### Document text:
+++++
The Company considers cash in banks, deposits in transit, and highly liquid debt instruments purchased with original maturities of three months or less to be cash and cash equivalents. The Company maintains its cash in bank deposit accounts which, at times, may exceed federally insured limits. The Company has not experienced any losses in such accounts. The Company's accounts are insured by the FDIC but at times may exceed federally insured limits. At February 28, 2017 the accounts exceeded FDIC limits by $204,340.

 

Exploration Stage

 

In accordance with U.S. GAAP, expenditures relating to the acquisition of mineral rights are initially capitalized as incurred while exploration and pre-extraction expenditures are expensed as incurred until such time the Company exits the Exploration Stage by establishing proven or probable reserves. Expenditures relating to exploration activities such as drill programs to establish mineralized materials are expensed as incurred. Expenditures relating to pre-extraction activities are expensed as incurred until such time proven or probable reserves are established for that project, after which expenditures relating to mine development activities for that particular project are capitalized as incurred.
+++++
### Recorded data:
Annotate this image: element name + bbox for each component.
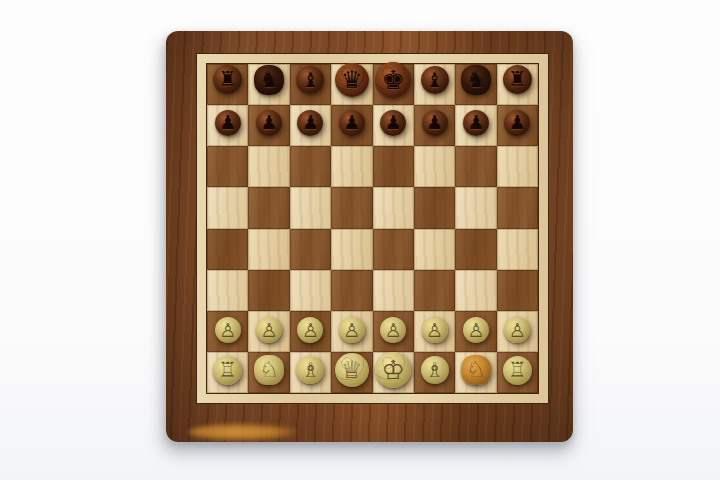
+++++
### Given task:
Write the next part of the accounting policy text on cash and exploration costs, starting after its final sentence. The data above come from a separate source.

### Result below:
 

Mineral Rights

 

Acquisition costs of mineral rights are capitalized as incurred while exploration and pre-extraction expenditures are expensed as incurred until such time the Company exits the Exploration Stage by establishing proven or probable reserves, as defined by the SEC under Industry Guide 7, through the completion of a "final" or "bankable" feasibility study. Expenditures relating to exploration activities are expensed as incurred and expenditures relating to pre-extraction activities are expensed as incurred until such time proven or probable reserves are established for that project, after which subsequent expenditures relating to development activities for that particular project are capitalized as incurred.

 

Where proven and probable reserves have been established, the project's capitalized expenditures are depleted over proven and probable reserves upon commencement of production using the units-of-production method. Where proven and probable reserves have not been established, such capitalized expenditures are depleted over the estimated production life upon commencement of extraction using the straight-line method.

 

The carrying values of the mineral rights are assessed for impairment by management on a quarterly basis or when indicators of impairment exist. Should management determine that these carrying values cannot be recovered, the unrecoverable amounts are written off against earnings.

 

Fair Value of Financial Instruments

 

Financial assets and liabilities recorded at fair value in the Company's condensed consolidated balance sheet are categorized based upon the level of judgment associated with the inputs used to measure their fair value. The categories, as defined by the standard, are as follows:

 

Level Input:

 

Input Definition:

Level I

 

Inputs are unadjusted, quoted prices for identical assets or liabilities in active markets at the measurement date.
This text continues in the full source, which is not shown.